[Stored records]
● ● ●

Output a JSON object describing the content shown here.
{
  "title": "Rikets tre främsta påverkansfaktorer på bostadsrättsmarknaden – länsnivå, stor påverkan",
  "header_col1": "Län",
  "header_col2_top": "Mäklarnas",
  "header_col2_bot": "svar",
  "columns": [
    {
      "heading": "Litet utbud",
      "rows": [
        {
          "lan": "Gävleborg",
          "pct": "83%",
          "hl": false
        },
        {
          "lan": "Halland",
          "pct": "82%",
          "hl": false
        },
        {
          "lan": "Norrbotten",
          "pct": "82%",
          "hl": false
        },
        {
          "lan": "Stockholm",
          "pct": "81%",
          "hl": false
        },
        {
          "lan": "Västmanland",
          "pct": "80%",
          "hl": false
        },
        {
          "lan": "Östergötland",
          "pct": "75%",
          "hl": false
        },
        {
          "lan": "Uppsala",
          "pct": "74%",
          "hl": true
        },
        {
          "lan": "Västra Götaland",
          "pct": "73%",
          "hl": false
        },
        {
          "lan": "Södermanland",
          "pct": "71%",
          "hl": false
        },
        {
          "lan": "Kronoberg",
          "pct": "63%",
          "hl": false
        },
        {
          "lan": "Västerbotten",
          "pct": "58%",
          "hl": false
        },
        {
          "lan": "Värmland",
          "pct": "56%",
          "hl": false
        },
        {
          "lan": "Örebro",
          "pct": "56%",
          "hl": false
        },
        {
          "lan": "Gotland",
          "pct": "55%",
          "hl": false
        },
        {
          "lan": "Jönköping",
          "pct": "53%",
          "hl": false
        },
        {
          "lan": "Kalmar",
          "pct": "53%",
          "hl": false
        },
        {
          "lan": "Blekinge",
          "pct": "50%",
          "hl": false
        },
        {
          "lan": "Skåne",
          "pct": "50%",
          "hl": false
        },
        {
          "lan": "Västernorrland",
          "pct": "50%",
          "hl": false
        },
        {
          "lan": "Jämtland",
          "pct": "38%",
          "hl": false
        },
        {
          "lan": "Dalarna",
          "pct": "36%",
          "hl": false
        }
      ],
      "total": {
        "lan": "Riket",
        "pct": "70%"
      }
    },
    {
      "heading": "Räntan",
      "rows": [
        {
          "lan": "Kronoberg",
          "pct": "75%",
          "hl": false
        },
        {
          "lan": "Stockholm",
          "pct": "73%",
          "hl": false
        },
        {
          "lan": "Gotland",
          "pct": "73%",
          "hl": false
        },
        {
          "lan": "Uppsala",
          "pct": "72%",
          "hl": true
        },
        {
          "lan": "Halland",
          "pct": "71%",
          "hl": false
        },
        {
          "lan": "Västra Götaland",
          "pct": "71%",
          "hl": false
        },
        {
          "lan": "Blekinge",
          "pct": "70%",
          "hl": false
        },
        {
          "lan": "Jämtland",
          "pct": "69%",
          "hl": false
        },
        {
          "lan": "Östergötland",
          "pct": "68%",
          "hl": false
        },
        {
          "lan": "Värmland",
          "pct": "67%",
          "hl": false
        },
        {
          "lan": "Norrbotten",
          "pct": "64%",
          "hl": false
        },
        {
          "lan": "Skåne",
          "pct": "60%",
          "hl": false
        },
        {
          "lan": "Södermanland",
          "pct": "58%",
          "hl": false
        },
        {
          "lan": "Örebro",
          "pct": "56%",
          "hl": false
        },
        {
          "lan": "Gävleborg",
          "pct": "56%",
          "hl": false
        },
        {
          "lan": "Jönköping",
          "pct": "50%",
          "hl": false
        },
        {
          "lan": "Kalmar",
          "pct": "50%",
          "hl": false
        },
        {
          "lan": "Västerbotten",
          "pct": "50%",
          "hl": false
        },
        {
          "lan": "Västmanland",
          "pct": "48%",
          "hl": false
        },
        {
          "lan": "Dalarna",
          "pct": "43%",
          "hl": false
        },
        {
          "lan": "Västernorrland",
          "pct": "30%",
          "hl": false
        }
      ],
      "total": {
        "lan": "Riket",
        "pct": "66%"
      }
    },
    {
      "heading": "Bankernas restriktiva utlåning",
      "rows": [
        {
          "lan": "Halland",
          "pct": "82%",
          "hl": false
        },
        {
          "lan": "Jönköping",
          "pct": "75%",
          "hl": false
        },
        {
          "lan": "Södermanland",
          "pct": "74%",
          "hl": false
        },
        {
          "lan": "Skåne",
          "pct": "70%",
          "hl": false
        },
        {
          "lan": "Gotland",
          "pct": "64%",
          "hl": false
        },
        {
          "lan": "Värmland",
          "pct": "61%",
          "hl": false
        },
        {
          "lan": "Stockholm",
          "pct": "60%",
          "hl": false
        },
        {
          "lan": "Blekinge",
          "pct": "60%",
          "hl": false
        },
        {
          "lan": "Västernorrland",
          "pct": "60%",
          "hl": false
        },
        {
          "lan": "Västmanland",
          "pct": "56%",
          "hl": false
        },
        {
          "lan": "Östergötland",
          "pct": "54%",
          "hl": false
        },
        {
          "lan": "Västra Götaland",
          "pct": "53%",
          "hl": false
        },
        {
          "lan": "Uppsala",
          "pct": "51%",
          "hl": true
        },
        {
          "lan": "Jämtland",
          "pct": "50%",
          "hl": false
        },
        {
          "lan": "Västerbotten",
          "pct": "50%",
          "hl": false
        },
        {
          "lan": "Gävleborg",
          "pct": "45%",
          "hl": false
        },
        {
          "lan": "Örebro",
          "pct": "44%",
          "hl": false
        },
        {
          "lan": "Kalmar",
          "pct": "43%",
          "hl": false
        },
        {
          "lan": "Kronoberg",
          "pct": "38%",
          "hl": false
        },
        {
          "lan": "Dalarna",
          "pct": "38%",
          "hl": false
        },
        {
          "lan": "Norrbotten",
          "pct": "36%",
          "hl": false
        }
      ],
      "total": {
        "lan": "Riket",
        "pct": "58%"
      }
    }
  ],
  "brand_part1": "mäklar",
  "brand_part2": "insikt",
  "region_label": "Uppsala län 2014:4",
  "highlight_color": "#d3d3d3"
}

● ● ●

▶ [Given request]: The records above should be duplicated in full, exactly as given.

▶ [Answer for this exercise]:
Output a JSON object describing the content shown here.
{
  "title": "Rikets tre främsta påverkansfaktorer på bostadsrättsmarknaden – länsnivå, stor påverkan",
  "header_col1": "Län",
  "header_col2_top": "Mäklarnas",
  "header_col2_bot": "svar",
  "columns": [
    {
      "heading": "Litet utbud",
      "rows": [
        {
          "lan": "Gävleborg",
          "pct": "83%",
          "hl": false
        },
        {
          "lan": "Halland",
          "pct": "82%",
          "hl": false
        },
        {
          "lan": "Norrbotten",
          "pct": "82%",
          "hl": false
        },
        {
          "lan": "Stockholm",
          "pct": "81%",
          "hl": false
        },
        {
          "lan": "Västmanland",
          "pct": "80%",
          "hl": false
        },
        {
          "lan": "Östergötland",
          "pct": "75%",
          "hl": false
        },
        {
          "lan": "Uppsala",
          "pct": "74%",
          "hl": true
        },
        {
          "lan": "Västra Götaland",
          "pct": "73%",
          "hl": false
        },
        {
          "lan": "Södermanland",
          "pct": "71%",
          "hl": false
        },
        {
          "lan": "Kronoberg",
          "pct": "63%",
          "hl": false
        },
        {
          "lan": "Västerbotten",
          "pct": "58%",
          "hl": false
        },
        {
          "lan": "Värmland",
          "pct": "56%",
          "hl": false
        },
        {
          "lan": "Örebro",
          "pct": "56%",
          "hl": false
        },
        {
          "lan": "Gotland",
          "pct": "55%",
          "hl": false
        },
        {
          "lan": "Jönköping",
          "pct": "53%",
          "hl": false
        },
        {
          "lan": "Kalmar",
          "pct": "53%",
          "hl": false
        },
        {
          "lan": "Blekinge",
          "pct": "50%",
          "hl": false
        },
        {
          "lan": "Skåne",
          "pct": "50%",
          "hl": false
        },
        {
          "lan": "Västernorrland",
          "pct": "50%",
          "hl": false
        },
        {
          "lan": "Jämtland",
          "pct": "38%",
          "hl": false
        },
        {
          "lan": "Dalarna",
          "pct": "36%",
          "hl": false
        }
      ],
      "total": {
        "lan": "Riket",
        "pct": "70%"
      }
    },
    {
      "heading": "Räntan",
      "rows": [
        {
          "lan": "Kronoberg",
          "pct": "75%",
          "hl": false
        },
        {
          "lan": "Stockholm",
          "pct": "73%",
          "hl": false
        },
        {
          "lan": "Gotland",
          "pct": "73%",
          "hl": false
        },
        {
          "lan": "Uppsala",
          "pct": "72%",
          "hl": true
        },
        {
          "lan": "Halland",
          "pct": "71%",
          "hl": false
        },
        {
          "lan": "Västra Götaland",
          "pct": "71%",
          "hl": false
        },
        {
          "lan": "Blekinge",
          "pct": "70%",
          "hl": false
        },
        {
          "lan": "Jämtland",
          "pct": "69%",
          "hl": false
        },
        {
          "lan": "Östergötland",
          "pct": "68%",
          "hl": false
        },
        {
          "lan": "Värmland",
          "pct": "67%",
          "hl": false
        },
        {
          "lan": "Norrbotten",
          "pct": "64%",
          "hl": false
        },
        {
          "lan": "Skåne",
          "pct": "60%",
          "hl": false
        },
        {
          "lan": "Södermanland",
          "pct": "58%",
          "hl": false
        },
        {
          "lan": "Örebro",
          "pct": "56%",
          "hl": false
        },
        {
          "lan": "Gävleborg",
          "pct": "56%",
          "hl": false
        },
        {
          "lan": "Jönköping",
          "pct": "50%",
          "hl": false
        },
        {
          "lan": "Kalmar",
          "pct": "50%",
          "hl": false
        },
        {
          "lan": "Västerbotten",
          "pct": "50%",
          "hl": false
        },
        {
          "lan": "Västmanland",
          "pct": "48%",
          "hl": false
        },
        {
          "lan": "Dalarna",
          "pct": "43%",
          "hl": false
        },
        {
          "lan": "Västernorrland",
          "pct": "30%",
          "hl": false
        }
      ],
      "total": {
        "lan": "Riket",
        "pct": "66%"
      }
    },
    {
      "heading": "Bankernas restriktiva utlåning",
      "rows": [
        {
          "lan": "Halland",
          "pct": "82%",
          "hl": false
        },
        {
          "lan": "Jönköping",
          "pct": "75%",
          "hl": false
        },
        {
          "lan": "Södermanland",
          "pct": "74%",
          "hl": false
        },
        {
          "lan": "Skåne",
          "pct": "70%",
          "hl": false
        },
        {
          "lan": "Gotland",
          "pct": "64%",
          "hl": false
        },
        {
          "lan": "Värmland",
          "pct": "61%",
          "hl": false
        },
        {
          "lan": "Stockholm",
          "pct": "60%",
          "hl": false
        },
        {
          "lan": "Blekinge",
          "pct": "60%",
          "hl": false
        },
        {
          "lan": "Västernorrland",
          "pct": "60%",
          "hl": false
        },
        {
          "lan": "Västmanland",
          "pct": "56%",
          "hl": false
        },
        {
          "lan": "Östergötland",
          "pct": "54%",
          "hl": false
        },
        {
          "lan": "Västra Götaland",
          "pct": "53%",
          "hl": false
        },
        {
          "lan": "Uppsala",
          "pct": "51%",
          "hl": true
        },
        {
          "lan": "Jämtland",
          "pct": "50%",
          "hl": false
        },
        {
          "lan": "Västerbotten",
          "pct": "50%",
          "hl": false
        },
        {
          "lan": "Gävleborg",
          "pct": "45%",
          "hl": false
        },
        {
          "lan": "Örebro",
          "pct": "44%",
          "hl": false
        },
        {
          "lan": "Kalmar",
          "pct": "43%",
          "hl": false
        },
        {
          "lan": "Kronoberg",
          "pct": "38%",
          "hl": false
        },
        {
          "lan": "Dalarna",
          "pct": "38%",
          "hl": false
        },
        {
          "lan": "Norrbotten",
          "pct": "36%",
          "hl": false
        }
      ],
      "total": {
        "lan": "Riket",
        "pct": "58%"
      }
    }
  ],
  "brand_part1": "mäklar",
  "brand_part2": "insikt",
  "region_label": "Uppsala län 2014:4",
  "highlight_color": "#d3d3d3"
}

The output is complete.